What needs to be done » Your task is to copy the listing exactly, with the pictures left out.

Exercise data »
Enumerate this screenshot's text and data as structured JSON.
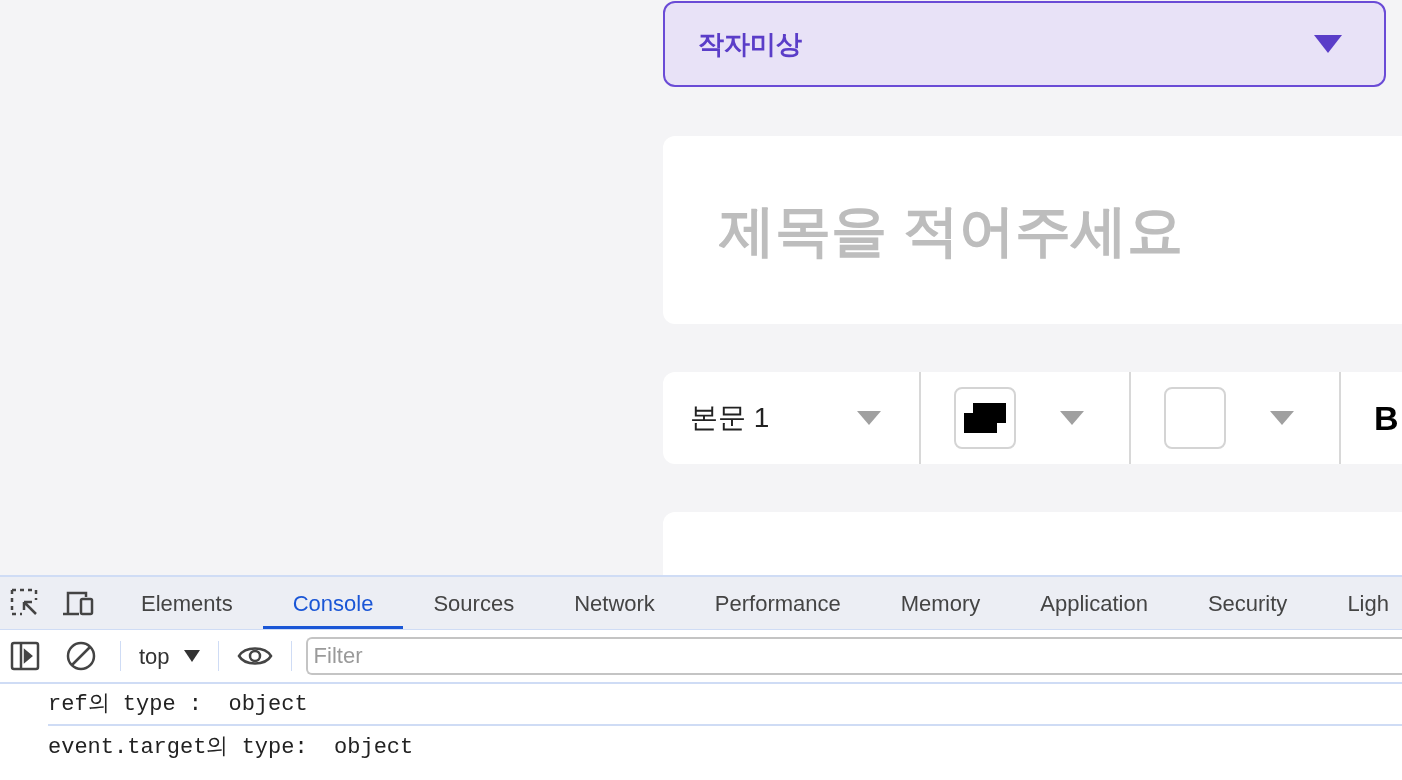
{
  "author_select": {
    "value": "작자미상"
  },
  "title_field": {
    "placeholder": "제목을 적어주세요"
  },
  "toolbar": {
    "text_style": "본문 1",
    "bold": "B"
  },
  "devtools": {
    "tabs": [
      {
        "label": "Elements",
        "selected": false
      },
      {
        "label": "Console",
        "selected": true
      },
      {
        "label": "Sources",
        "selected": false
      },
      {
        "label": "Network",
        "selected": false
      },
      {
        "label": "Performance",
        "selected": false
      },
      {
        "label": "Memory",
        "selected": false
      },
      {
        "label": "Application",
        "selected": false
      },
      {
        "label": "Security",
        "selected": false
      },
      {
        "label": "Ligh",
        "selected": false
      }
    ],
    "context": "top",
    "filter": {
      "placeholder": "Filter"
    },
    "messages": [
      "ref의 type :  object",
      "event.target의 type:  object"
    ]
  }
}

The answer »
Enumerate this screenshot's text and data as structured JSON.
{
  "author_select": {
    "value": "작자미상"
  },
  "title_field": {
    "placeholder": "제목을 적어주세요"
  },
  "toolbar": {
    "text_style": "본문 1",
    "bold": "B"
  },
  "devtools": {
    "tabs": [
      {
        "label": "Elements",
        "selected": false
      },
      {
        "label": "Console",
        "selected": true
      },
      {
        "label": "Sources",
        "selected": false
      },
      {
        "label": "Network",
        "selected": false
      },
      {
        "label": "Performance",
        "selected": false
      },
      {
        "label": "Memory",
        "selected": false
      },
      {
        "label": "Application",
        "selected": false
      },
      {
        "label": "Security",
        "selected": false
      },
      {
        "label": "Ligh",
        "selected": false
      }
    ],
    "context": "top",
    "filter": {
      "placeholder": "Filter"
    },
    "messages": [
      "ref의 type :  object",
      "event.target의 type:  object"
    ]
  }
}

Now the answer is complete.